**Objective**
Beginning with the line that contains "What does this", extract each line through the end of the listing below, with no additions or omissions.

****************************************

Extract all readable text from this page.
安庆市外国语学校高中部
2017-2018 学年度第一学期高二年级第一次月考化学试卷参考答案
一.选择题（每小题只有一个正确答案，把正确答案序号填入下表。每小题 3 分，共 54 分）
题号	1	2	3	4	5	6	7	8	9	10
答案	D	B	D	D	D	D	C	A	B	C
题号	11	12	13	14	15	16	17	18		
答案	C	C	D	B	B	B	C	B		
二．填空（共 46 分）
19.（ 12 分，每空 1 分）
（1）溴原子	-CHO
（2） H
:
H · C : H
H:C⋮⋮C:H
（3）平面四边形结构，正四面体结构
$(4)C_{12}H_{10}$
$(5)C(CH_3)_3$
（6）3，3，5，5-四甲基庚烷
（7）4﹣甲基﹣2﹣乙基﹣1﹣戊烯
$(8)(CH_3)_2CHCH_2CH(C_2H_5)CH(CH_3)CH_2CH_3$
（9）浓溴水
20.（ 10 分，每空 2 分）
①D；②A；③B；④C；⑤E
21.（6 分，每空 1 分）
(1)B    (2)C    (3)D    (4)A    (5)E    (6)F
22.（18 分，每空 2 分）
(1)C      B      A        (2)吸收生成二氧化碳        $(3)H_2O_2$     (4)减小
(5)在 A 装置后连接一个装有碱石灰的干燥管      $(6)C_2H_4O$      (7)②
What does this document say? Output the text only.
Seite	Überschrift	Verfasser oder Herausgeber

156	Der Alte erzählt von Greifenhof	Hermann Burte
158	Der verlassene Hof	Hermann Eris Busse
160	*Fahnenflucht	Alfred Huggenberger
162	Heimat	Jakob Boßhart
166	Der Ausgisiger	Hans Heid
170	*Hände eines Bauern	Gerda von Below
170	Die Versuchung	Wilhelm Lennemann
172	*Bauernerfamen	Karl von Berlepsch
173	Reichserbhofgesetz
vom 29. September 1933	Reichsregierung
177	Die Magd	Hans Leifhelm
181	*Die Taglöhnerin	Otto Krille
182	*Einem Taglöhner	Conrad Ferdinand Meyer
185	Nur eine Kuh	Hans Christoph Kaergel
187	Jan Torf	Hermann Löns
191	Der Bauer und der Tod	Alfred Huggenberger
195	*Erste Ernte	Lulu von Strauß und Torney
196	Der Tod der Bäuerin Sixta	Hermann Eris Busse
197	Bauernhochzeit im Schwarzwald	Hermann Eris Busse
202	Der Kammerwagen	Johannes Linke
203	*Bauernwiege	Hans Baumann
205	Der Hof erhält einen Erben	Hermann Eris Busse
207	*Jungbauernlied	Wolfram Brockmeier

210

****************************************

**Output of the task**
What does this document say? Output the text only.
Seite	Überschrift	Verfasser oder Herausgeber

156	Der Alte erzählt von Greifenhof	Hermann Burte
158	Der verlassene Hof	Hermann Eris Busse
160	*Fahnenflucht	Alfred Huggenberger
162	Heimat	Jakob Boßhart
166	Der Ausgisiger	Hans Heid
170	*Hände eines Bauern	Gerda von Below
170	Die Versuchung	Wilhelm Lennemann
172	*Bauernerfamen	Karl von Berlepsch
173	Reichserbhofgesetz
vom 29. September 1933	Reichsregierung
177	Die Magd	Hans Leifhelm
181	*Die Taglöhnerin	Otto Krille
182	*Einem Taglöhner	Conrad Ferdinand Meyer
185	Nur eine Kuh	Hans Christoph Kaergel
187	Jan Torf	Hermann Löns
191	Der Bauer und der Tod	Alfred Huggenberger
195	*Erste Ernte	Lulu von Strauß und Torney
196	Der Tod der Bäuerin Sixta	Hermann Eris Busse
197	Bauernhochzeit im Schwarzwald	Hermann Eris Busse
202	Der Kammerwagen	Johannes Linke
203	*Bauernwiege	Hans Baumann
205	Der Hof erhält einen Erben	Hermann Eris Busse
207	*Jungbauernlied	Wolfram Brockmeier

210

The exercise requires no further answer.